(TASK STATEMENT): Output every entry exactly as written, but omit the pictures.

(RECORD EXCERPTS):
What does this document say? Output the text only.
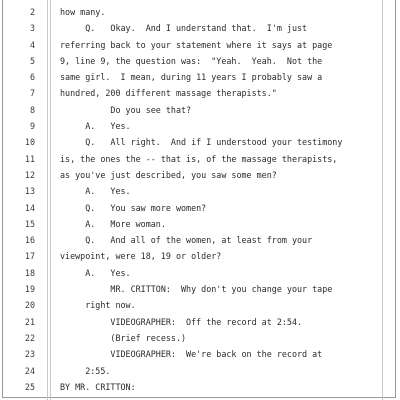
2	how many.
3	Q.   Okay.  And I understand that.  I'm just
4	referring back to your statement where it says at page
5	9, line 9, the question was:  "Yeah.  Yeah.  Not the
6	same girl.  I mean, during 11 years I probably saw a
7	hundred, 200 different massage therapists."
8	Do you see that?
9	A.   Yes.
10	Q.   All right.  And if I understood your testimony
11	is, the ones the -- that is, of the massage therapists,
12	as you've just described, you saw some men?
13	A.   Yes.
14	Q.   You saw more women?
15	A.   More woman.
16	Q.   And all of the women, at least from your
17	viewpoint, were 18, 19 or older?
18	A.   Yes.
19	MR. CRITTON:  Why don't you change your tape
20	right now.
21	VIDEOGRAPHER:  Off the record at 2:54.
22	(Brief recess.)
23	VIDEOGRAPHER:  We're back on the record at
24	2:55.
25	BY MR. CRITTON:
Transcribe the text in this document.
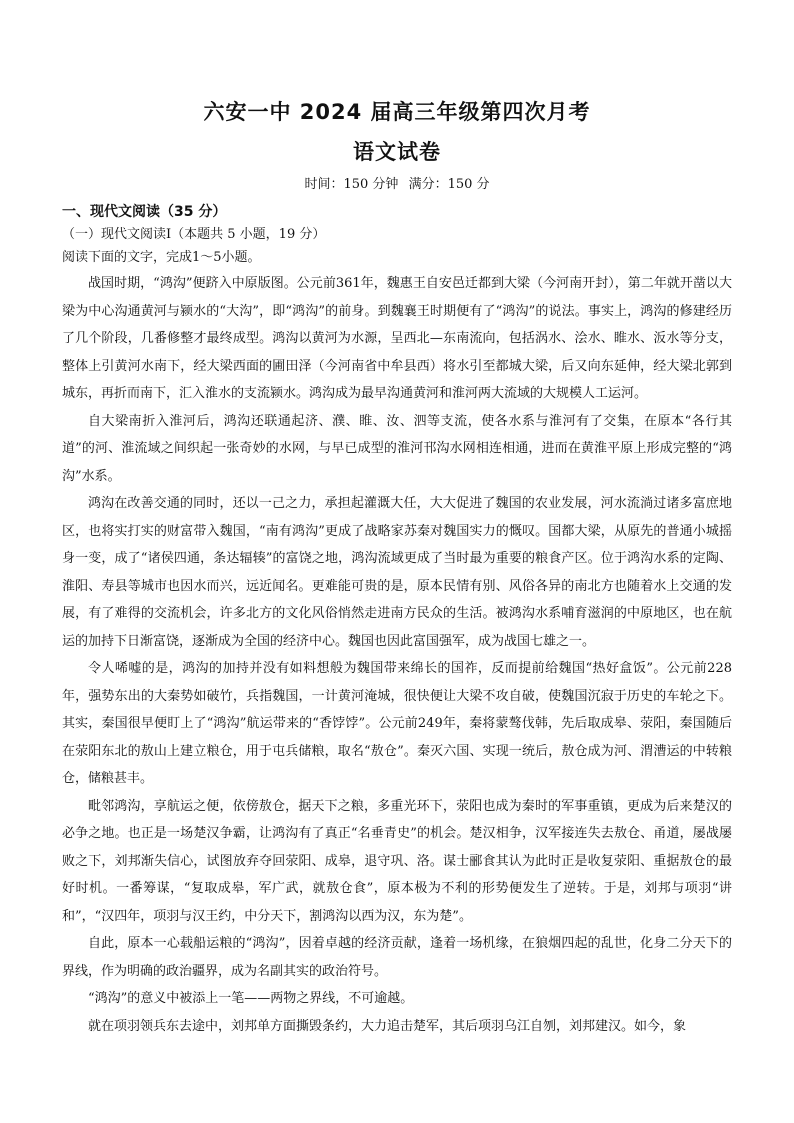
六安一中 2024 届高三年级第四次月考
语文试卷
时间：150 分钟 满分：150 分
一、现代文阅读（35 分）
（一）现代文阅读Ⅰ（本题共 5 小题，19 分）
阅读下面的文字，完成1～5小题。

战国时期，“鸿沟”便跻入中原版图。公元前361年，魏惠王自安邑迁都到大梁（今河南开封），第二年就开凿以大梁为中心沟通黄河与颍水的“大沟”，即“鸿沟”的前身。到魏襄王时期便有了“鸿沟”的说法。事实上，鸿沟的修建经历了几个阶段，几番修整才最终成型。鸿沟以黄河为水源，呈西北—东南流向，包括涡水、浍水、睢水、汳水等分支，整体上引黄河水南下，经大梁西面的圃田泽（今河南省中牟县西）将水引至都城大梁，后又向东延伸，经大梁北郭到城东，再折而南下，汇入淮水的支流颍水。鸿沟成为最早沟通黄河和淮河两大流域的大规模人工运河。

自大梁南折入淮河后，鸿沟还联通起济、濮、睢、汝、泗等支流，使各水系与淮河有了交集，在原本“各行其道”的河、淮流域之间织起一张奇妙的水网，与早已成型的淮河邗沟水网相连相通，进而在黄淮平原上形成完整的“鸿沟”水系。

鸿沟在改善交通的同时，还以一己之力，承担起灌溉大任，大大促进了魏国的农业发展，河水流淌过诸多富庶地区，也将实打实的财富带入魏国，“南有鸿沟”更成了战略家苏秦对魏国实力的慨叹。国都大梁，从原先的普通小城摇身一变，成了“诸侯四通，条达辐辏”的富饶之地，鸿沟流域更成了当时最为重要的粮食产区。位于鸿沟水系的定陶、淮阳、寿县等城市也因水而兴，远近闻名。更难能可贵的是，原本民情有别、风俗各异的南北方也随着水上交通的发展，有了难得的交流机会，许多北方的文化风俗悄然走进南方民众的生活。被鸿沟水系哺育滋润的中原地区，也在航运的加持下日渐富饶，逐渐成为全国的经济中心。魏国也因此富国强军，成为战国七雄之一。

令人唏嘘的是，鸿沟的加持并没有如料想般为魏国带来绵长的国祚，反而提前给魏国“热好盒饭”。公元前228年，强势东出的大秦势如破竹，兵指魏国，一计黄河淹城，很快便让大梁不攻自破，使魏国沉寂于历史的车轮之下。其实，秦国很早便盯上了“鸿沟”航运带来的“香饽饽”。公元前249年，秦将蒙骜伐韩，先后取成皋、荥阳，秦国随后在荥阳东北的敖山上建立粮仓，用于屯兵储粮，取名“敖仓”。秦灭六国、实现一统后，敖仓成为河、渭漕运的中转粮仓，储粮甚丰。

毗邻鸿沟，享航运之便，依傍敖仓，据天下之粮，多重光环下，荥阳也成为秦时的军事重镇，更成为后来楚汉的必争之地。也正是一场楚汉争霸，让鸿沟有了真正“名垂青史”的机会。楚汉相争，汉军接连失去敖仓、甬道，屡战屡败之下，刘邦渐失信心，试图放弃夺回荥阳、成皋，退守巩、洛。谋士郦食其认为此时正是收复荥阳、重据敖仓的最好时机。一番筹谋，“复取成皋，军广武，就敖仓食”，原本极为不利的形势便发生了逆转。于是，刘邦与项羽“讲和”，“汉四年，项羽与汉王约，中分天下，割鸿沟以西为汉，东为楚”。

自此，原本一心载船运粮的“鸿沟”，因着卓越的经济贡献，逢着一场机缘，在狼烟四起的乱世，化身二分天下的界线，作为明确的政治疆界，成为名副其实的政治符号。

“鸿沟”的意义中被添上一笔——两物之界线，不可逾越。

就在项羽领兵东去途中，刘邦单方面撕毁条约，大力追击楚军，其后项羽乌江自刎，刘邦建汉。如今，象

(FINISHED ANSWER):
What does this document say? Output the text only.
2	how many.
3	Q.   Okay.  And I understand that.  I'm just
4	referring back to your statement where it says at page
5	9, line 9, the question was:  "Yeah.  Yeah.  Not the
6	same girl.  I mean, during 11 years I probably saw a
7	hundred, 200 different massage therapists."
8	Do you see that?
9	A.   Yes.
10	Q.   All right.  And if I understood your testimony
11	is, the ones the -- that is, of the massage therapists,
12	as you've just described, you saw some men?
13	A.   Yes.
14	Q.   You saw more women?
15	A.   More woman.
16	Q.   And all of the women, at least from your
17	viewpoint, were 18, 19 or older?
18	A.   Yes.
19	MR. CRITTON:  Why don't you change your tape
20	right now.
21	VIDEOGRAPHER:  Off the record at 2:54.
22	(Brief recess.)
23	VIDEOGRAPHER:  We're back on the record at
24	2:55.
25	BY MR. CRITTON:
Transcribe the text in this document.
六安一中 2024 届高三年级第四次月考
语文试卷
时间：150 分钟 满分：150 分
一、现代文阅读（35 分）
（一）现代文阅读Ⅰ（本题共 5 小题，19 分）
阅读下面的文字，完成1～5小题。

战国时期，“鸿沟”便跻入中原版图。公元前361年，魏惠王自安邑迁都到大梁（今河南开封），第二年就开凿以大梁为中心沟通黄河与颍水的“大沟”，即“鸿沟”的前身。到魏襄王时期便有了“鸿沟”的说法。事实上，鸿沟的修建经历了几个阶段，几番修整才最终成型。鸿沟以黄河为水源，呈西北—东南流向，包括涡水、浍水、睢水、汳水等分支，整体上引黄河水南下，经大梁西面的圃田泽（今河南省中牟县西）将水引至都城大梁，后又向东延伸，经大梁北郭到城东，再折而南下，汇入淮水的支流颍水。鸿沟成为最早沟通黄河和淮河两大流域的大规模人工运河。

自大梁南折入淮河后，鸿沟还联通起济、濮、睢、汝、泗等支流，使各水系与淮河有了交集，在原本“各行其道”的河、淮流域之间织起一张奇妙的水网，与早已成型的淮河邗沟水网相连相通，进而在黄淮平原上形成完整的“鸿沟”水系。

鸿沟在改善交通的同时，还以一己之力，承担起灌溉大任，大大促进了魏国的农业发展，河水流淌过诸多富庶地区，也将实打实的财富带入魏国，“南有鸿沟”更成了战略家苏秦对魏国实力的慨叹。国都大梁，从原先的普通小城摇身一变，成了“诸侯四通，条达辐辏”的富饶之地，鸿沟流域更成了当时最为重要的粮食产区。位于鸿沟水系的定陶、淮阳、寿县等城市也因水而兴，远近闻名。更难能可贵的是，原本民情有别、风俗各异的南北方也随着水上交通的发展，有了难得的交流机会，许多北方的文化风俗悄然走进南方民众的生活。被鸿沟水系哺育滋润的中原地区，也在航运的加持下日渐富饶，逐渐成为全国的经济中心。魏国也因此富国强军，成为战国七雄之一。

令人唏嘘的是，鸿沟的加持并没有如料想般为魏国带来绵长的国祚，反而提前给魏国“热好盒饭”。公元前228年，强势东出的大秦势如破竹，兵指魏国，一计黄河淹城，很快便让大梁不攻自破，使魏国沉寂于历史的车轮之下。其实，秦国很早便盯上了“鸿沟”航运带来的“香饽饽”。公元前249年，秦将蒙骜伐韩，先后取成皋、荥阳，秦国随后在荥阳东北的敖山上建立粮仓，用于屯兵储粮，取名“敖仓”。秦灭六国、实现一统后，敖仓成为河、渭漕运的中转粮仓，储粮甚丰。

毗邻鸿沟，享航运之便，依傍敖仓，据天下之粮，多重光环下，荥阳也成为秦时的军事重镇，更成为后来楚汉的必争之地。也正是一场楚汉争霸，让鸿沟有了真正“名垂青史”的机会。楚汉相争，汉军接连失去敖仓、甬道，屡战屡败之下，刘邦渐失信心，试图放弃夺回荥阳、成皋，退守巩、洛。谋士郦食其认为此时正是收复荥阳、重据敖仓的最好时机。一番筹谋，“复取成皋，军广武，就敖仓食”，原本极为不利的形势便发生了逆转。于是，刘邦与项羽“讲和”，“汉四年，项羽与汉王约，中分天下，割鸿沟以西为汉，东为楚”。

自此，原本一心载船运粮的“鸿沟”，因着卓越的经济贡献，逢着一场机缘，在狼烟四起的乱世，化身二分天下的界线，作为明确的政治疆界，成为名副其实的政治符号。

“鸿沟”的意义中被添上一笔——两物之界线，不可逾越。

就在项羽领兵东去途中，刘邦单方面撕毁条约，大力追击楚军，其后项羽乌江自刎，刘邦建汉。如今，象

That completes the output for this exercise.